- **YOUR OBJECTIVE**: Go through the records and show each line where the word "JSON" occurs.

- **DATA LISTING**:

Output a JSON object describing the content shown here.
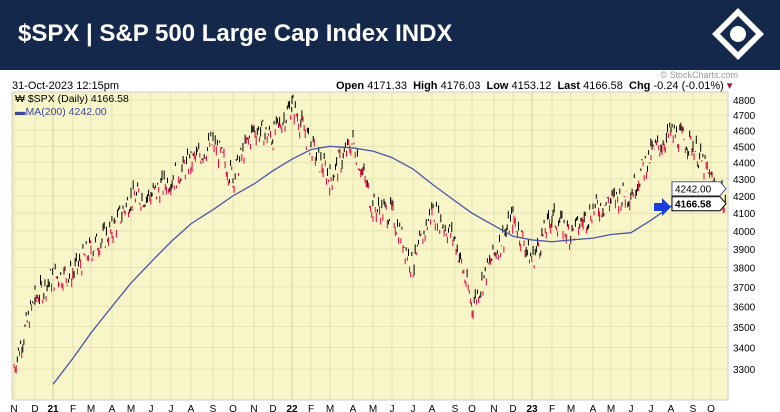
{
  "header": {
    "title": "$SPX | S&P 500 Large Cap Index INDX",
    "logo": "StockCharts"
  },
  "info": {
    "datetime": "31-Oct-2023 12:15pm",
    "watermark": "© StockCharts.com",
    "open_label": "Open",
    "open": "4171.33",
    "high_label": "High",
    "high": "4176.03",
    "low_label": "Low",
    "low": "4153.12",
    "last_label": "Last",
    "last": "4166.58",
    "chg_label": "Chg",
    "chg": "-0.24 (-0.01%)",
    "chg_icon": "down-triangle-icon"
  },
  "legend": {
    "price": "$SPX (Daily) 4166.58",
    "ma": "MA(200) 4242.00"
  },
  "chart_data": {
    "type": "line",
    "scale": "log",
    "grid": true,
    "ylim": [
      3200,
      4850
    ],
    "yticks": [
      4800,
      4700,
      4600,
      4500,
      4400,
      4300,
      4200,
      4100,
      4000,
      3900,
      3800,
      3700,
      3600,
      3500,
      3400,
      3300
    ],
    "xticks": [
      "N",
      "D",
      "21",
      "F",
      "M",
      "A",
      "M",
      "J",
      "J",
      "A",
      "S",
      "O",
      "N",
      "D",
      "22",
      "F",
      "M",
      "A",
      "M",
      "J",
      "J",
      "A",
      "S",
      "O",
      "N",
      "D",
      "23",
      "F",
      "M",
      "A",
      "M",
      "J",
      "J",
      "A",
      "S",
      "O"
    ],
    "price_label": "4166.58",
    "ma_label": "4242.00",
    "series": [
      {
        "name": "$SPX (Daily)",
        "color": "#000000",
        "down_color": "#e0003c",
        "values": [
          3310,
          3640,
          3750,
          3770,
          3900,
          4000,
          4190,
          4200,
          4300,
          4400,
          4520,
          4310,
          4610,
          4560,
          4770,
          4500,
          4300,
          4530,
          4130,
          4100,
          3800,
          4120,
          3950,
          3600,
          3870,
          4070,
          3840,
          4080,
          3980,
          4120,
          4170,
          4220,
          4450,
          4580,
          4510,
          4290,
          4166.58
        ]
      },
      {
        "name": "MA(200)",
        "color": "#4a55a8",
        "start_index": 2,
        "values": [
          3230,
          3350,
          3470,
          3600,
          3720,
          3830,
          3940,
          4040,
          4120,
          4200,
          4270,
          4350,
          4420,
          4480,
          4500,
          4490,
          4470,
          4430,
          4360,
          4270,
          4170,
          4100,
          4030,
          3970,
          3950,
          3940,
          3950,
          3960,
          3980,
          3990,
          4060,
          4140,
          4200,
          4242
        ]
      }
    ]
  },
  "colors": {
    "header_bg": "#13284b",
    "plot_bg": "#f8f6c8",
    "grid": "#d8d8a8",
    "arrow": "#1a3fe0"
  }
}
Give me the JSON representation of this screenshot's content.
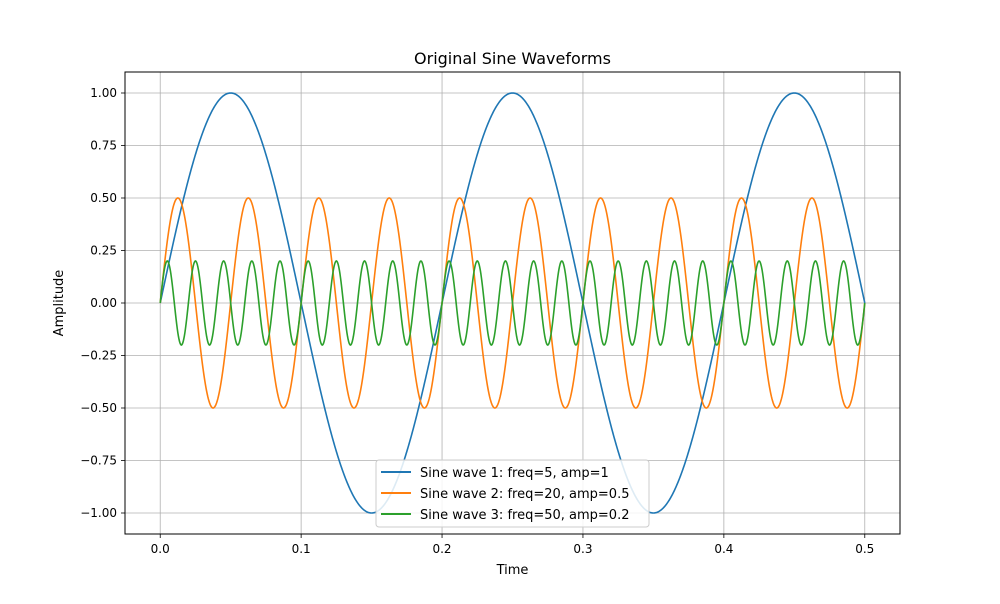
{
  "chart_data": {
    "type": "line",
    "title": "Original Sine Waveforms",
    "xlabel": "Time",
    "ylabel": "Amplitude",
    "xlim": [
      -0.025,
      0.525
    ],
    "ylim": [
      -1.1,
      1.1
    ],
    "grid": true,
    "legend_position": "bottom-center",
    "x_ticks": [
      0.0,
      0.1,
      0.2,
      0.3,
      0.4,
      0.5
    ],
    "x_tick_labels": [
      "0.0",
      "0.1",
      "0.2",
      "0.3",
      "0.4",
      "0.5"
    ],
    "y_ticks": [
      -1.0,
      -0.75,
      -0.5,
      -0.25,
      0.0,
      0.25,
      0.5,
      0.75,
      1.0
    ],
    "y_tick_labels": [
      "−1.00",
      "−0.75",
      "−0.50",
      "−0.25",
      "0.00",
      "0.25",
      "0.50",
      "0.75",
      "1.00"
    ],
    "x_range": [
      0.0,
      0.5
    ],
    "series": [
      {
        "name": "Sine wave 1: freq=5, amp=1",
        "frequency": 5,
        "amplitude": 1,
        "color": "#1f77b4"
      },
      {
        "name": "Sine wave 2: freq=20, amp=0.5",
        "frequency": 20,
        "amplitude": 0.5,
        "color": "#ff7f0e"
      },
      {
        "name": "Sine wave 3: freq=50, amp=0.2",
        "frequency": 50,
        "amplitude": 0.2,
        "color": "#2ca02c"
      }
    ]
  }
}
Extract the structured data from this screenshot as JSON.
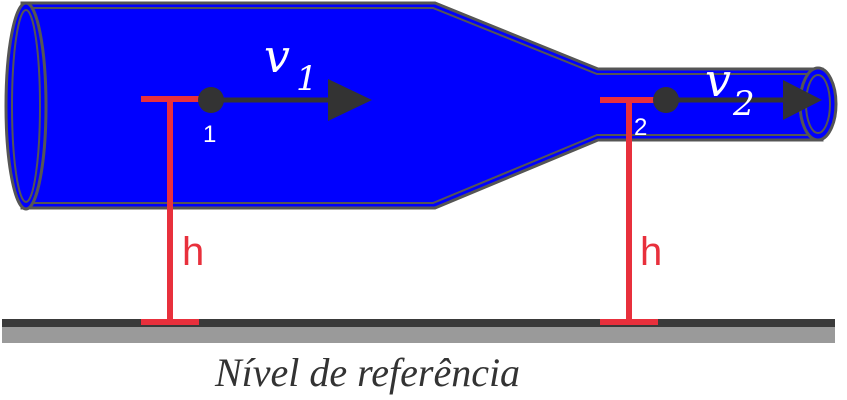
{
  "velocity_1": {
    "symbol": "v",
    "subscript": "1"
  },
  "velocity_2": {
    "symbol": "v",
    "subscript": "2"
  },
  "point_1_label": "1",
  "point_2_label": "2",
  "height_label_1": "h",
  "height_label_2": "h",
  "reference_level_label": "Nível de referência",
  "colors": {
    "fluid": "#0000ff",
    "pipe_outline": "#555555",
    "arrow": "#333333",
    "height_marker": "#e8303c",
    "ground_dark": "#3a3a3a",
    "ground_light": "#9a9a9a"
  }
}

---

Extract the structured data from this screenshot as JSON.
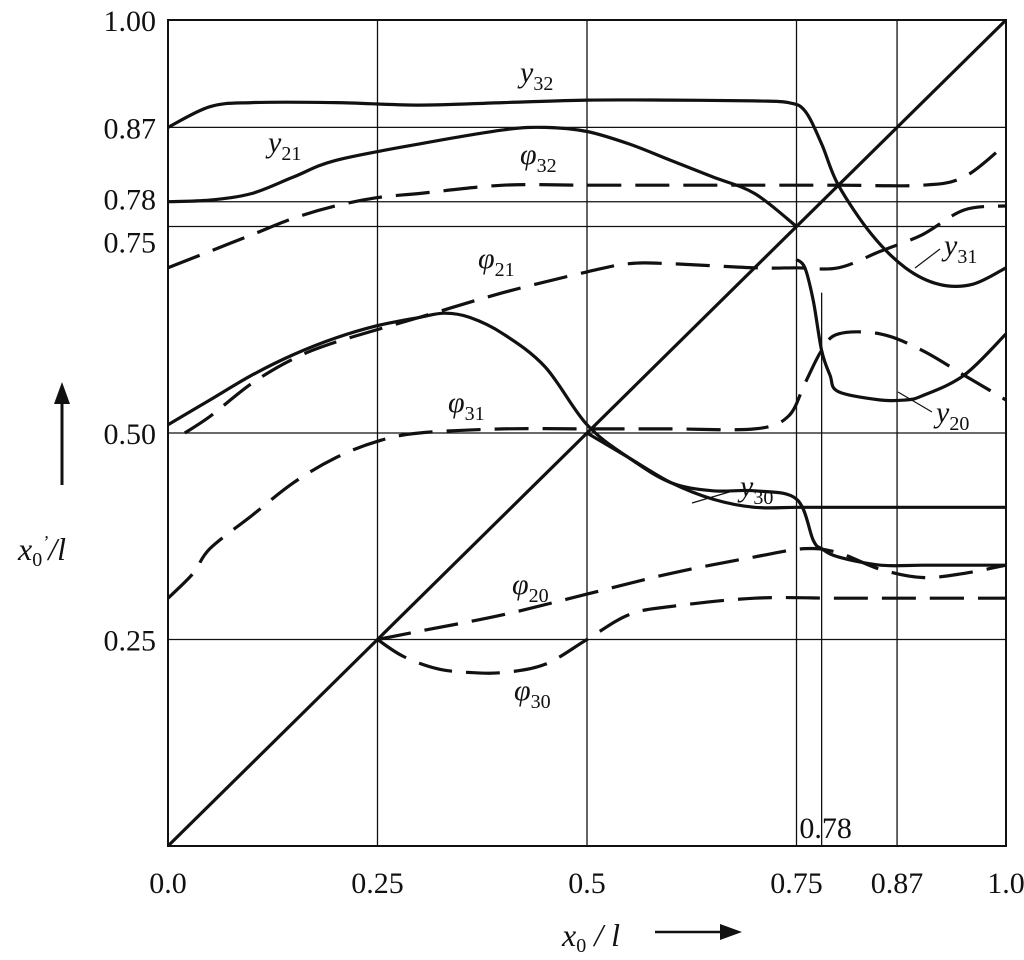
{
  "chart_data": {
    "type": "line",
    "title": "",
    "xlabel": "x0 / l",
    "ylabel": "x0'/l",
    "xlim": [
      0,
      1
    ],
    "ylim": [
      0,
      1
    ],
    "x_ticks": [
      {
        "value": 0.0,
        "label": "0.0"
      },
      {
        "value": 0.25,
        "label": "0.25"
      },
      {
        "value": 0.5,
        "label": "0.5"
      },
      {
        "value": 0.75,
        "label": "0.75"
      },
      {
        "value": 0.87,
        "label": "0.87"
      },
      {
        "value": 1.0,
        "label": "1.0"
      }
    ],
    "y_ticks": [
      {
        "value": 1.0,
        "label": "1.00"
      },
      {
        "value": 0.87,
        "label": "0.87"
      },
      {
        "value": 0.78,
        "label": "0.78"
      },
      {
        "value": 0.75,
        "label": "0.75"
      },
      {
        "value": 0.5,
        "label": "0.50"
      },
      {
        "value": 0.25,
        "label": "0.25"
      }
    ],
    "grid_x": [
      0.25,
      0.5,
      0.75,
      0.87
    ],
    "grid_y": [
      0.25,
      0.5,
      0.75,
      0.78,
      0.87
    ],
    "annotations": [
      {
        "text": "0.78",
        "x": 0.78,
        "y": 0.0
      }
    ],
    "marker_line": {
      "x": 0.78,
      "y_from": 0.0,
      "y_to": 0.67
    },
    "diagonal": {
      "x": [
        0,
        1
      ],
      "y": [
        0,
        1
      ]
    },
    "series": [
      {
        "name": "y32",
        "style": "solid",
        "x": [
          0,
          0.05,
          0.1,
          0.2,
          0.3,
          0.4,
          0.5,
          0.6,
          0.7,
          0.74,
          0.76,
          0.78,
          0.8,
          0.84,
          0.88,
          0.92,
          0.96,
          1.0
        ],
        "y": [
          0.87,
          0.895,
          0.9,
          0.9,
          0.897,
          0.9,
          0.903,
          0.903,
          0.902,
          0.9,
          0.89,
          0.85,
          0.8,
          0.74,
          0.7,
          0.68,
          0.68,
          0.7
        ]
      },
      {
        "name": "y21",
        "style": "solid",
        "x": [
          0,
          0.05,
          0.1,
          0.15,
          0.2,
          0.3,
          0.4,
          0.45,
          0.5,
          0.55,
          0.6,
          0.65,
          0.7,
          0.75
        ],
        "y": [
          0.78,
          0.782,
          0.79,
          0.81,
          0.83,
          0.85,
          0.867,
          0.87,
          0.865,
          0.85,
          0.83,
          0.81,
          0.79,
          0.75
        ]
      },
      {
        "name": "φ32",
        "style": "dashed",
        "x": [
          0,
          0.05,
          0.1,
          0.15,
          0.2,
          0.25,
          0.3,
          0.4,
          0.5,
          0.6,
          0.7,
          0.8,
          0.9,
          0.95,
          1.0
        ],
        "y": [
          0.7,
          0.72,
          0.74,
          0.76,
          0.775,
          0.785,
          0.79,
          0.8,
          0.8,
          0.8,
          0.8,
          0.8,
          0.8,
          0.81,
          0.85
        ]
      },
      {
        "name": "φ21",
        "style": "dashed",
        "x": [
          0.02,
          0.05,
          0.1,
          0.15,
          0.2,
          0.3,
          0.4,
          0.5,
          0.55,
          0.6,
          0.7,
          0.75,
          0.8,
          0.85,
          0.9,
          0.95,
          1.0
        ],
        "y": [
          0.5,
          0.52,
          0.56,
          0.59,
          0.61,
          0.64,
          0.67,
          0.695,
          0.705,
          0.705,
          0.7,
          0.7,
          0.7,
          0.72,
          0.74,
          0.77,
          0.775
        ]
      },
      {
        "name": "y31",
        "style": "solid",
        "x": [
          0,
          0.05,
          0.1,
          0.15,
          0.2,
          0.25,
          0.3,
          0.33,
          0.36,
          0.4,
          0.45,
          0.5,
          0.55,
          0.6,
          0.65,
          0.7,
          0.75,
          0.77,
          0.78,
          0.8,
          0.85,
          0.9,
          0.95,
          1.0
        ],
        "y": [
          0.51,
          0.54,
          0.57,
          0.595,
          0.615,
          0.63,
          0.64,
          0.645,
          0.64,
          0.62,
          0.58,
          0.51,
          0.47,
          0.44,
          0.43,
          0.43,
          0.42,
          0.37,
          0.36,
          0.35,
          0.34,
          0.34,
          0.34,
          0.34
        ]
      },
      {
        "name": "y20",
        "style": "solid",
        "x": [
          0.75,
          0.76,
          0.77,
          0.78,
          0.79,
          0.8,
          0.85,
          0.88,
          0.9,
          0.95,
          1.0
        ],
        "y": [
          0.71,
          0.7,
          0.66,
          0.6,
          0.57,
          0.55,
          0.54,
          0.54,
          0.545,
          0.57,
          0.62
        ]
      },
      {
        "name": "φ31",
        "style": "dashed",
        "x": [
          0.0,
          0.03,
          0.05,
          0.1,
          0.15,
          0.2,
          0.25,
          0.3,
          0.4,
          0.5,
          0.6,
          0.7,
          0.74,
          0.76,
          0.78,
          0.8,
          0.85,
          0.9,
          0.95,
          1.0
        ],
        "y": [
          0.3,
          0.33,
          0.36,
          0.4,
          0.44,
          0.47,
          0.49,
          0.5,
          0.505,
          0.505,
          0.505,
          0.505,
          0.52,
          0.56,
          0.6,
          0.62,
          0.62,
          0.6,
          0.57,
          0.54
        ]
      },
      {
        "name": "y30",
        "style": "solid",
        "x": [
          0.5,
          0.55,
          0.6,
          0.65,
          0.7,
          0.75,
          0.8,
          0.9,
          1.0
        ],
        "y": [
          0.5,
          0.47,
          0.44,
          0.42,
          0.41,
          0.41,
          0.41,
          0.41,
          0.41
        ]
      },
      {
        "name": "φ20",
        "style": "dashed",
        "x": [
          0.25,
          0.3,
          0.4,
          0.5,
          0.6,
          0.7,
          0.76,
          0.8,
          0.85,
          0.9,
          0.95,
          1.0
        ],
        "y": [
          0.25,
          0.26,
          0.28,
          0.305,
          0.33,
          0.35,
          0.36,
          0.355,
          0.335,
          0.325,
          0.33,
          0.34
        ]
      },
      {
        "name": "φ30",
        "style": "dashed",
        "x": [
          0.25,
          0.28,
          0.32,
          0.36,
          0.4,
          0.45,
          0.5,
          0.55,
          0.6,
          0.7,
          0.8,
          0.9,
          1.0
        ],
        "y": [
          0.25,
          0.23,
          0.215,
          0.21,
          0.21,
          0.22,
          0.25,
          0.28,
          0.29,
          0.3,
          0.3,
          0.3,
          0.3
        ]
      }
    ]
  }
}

- **SOLUTION**:
Output a JSON object describing the content shown here.
Give me the JSON representation of this screenshot's content.
Extract the structured data from this screenshot as JSON.
Extract the structured data from this screenshot as JSON.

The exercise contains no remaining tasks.